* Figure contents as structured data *
--------------------------------------------------
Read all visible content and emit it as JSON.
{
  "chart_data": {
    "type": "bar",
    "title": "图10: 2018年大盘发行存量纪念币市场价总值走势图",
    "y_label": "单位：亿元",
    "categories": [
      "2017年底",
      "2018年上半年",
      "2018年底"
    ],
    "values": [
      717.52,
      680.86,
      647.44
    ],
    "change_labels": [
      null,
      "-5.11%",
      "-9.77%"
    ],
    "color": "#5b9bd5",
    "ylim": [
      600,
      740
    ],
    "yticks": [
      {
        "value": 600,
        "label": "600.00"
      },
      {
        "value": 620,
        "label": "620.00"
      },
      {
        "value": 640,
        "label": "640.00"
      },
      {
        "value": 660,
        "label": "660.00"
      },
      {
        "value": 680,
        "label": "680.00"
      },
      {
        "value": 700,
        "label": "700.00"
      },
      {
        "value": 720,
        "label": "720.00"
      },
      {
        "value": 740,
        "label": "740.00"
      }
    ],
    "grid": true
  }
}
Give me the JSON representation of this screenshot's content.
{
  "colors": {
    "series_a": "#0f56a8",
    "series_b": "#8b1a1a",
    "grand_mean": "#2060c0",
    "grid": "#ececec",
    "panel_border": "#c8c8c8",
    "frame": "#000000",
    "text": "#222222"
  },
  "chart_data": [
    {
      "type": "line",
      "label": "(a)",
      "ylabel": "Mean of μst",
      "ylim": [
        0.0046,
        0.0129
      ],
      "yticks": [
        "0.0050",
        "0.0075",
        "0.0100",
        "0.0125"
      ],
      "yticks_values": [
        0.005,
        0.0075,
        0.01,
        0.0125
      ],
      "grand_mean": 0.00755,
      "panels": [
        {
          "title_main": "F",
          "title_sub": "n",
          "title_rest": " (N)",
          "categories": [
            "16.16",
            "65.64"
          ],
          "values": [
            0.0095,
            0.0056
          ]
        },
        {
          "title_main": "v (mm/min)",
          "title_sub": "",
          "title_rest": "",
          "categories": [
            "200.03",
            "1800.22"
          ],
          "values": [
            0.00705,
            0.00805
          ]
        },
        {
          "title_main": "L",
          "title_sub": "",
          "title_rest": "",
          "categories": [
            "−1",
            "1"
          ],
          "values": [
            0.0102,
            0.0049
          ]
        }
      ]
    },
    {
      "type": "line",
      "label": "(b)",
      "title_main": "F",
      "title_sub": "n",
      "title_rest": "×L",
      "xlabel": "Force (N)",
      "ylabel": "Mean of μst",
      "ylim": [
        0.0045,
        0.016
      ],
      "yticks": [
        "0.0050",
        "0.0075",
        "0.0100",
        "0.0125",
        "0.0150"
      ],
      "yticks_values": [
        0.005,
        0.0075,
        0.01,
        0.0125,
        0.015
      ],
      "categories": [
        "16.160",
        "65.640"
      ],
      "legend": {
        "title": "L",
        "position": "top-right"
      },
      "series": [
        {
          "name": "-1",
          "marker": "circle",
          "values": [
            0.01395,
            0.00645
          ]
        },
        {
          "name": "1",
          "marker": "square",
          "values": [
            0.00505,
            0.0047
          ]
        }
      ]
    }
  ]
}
--------------------------------------------------
* What you are asked to do *
Write out all the lines again, exactly as they are.

* Response for this exercise *
Read all visible content and emit it as JSON.
{
  "chart_data": {
    "type": "bar",
    "title": "图10: 2018年大盘发行存量纪念币市场价总值走势图",
    "y_label": "单位：亿元",
    "categories": [
      "2017年底",
      "2018年上半年",
      "2018年底"
    ],
    "values": [
      717.52,
      680.86,
      647.44
    ],
    "change_labels": [
      null,
      "-5.11%",
      "-9.77%"
    ],
    "color": "#5b9bd5",
    "ylim": [
      600,
      740
    ],
    "yticks": [
      {
        "value": 600,
        "label": "600.00"
      },
      {
        "value": 620,
        "label": "620.00"
      },
      {
        "value": 640,
        "label": "640.00"
      },
      {
        "value": 660,
        "label": "660.00"
      },
      {
        "value": 680,
        "label": "680.00"
      },
      {
        "value": 700,
        "label": "700.00"
      },
      {
        "value": 720,
        "label": "720.00"
      },
      {
        "value": 740,
        "label": "740.00"
      }
    ],
    "grid": true
  }
}
Give me the JSON representation of this screenshot's content.
{
  "colors": {
    "series_a": "#0f56a8",
    "series_b": "#8b1a1a",
    "grand_mean": "#2060c0",
    "grid": "#ececec",
    "panel_border": "#c8c8c8",
    "frame": "#000000",
    "text": "#222222"
  },
  "chart_data": [
    {
      "type": "line",
      "label": "(a)",
      "ylabel": "Mean of μst",
      "ylim": [
        0.0046,
        0.0129
      ],
      "yticks": [
        "0.0050",
        "0.0075",
        "0.0100",
        "0.0125"
      ],
      "yticks_values": [
        0.005,
        0.0075,
        0.01,
        0.0125
      ],
      "grand_mean": 0.00755,
      "panels": [
        {
          "title_main": "F",
          "title_sub": "n",
          "title_rest": " (N)",
          "categories": [
            "16.16",
            "65.64"
          ],
          "values": [
            0.0095,
            0.0056
          ]
        },
        {
          "title_main": "v (mm/min)",
          "title_sub": "",
          "title_rest": "",
          "categories": [
            "200.03",
            "1800.22"
          ],
          "values": [
            0.00705,
            0.00805
          ]
        },
        {
          "title_main": "L",
          "title_sub": "",
          "title_rest": "",
          "categories": [
            "−1",
            "1"
          ],
          "values": [
            0.0102,
            0.0049
          ]
        }
      ]
    },
    {
      "type": "line",
      "label": "(b)",
      "title_main": "F",
      "title_sub": "n",
      "title_rest": "×L",
      "xlabel": "Force (N)",
      "ylabel": "Mean of μst",
      "ylim": [
        0.0045,
        0.016
      ],
      "yticks": [
        "0.0050",
        "0.0075",
        "0.0100",
        "0.0125",
        "0.0150"
      ],
      "yticks_values": [
        0.005,
        0.0075,
        0.01,
        0.0125,
        0.015
      ],
      "categories": [
        "16.160",
        "65.640"
      ],
      "legend": {
        "title": "L",
        "position": "top-right"
      },
      "series": [
        {
          "name": "-1",
          "marker": "circle",
          "values": [
            0.01395,
            0.00645
          ]
        },
        {
          "name": "1",
          "marker": "square",
          "values": [
            0.00505,
            0.0047
          ]
        }
      ]
    }
  ]
}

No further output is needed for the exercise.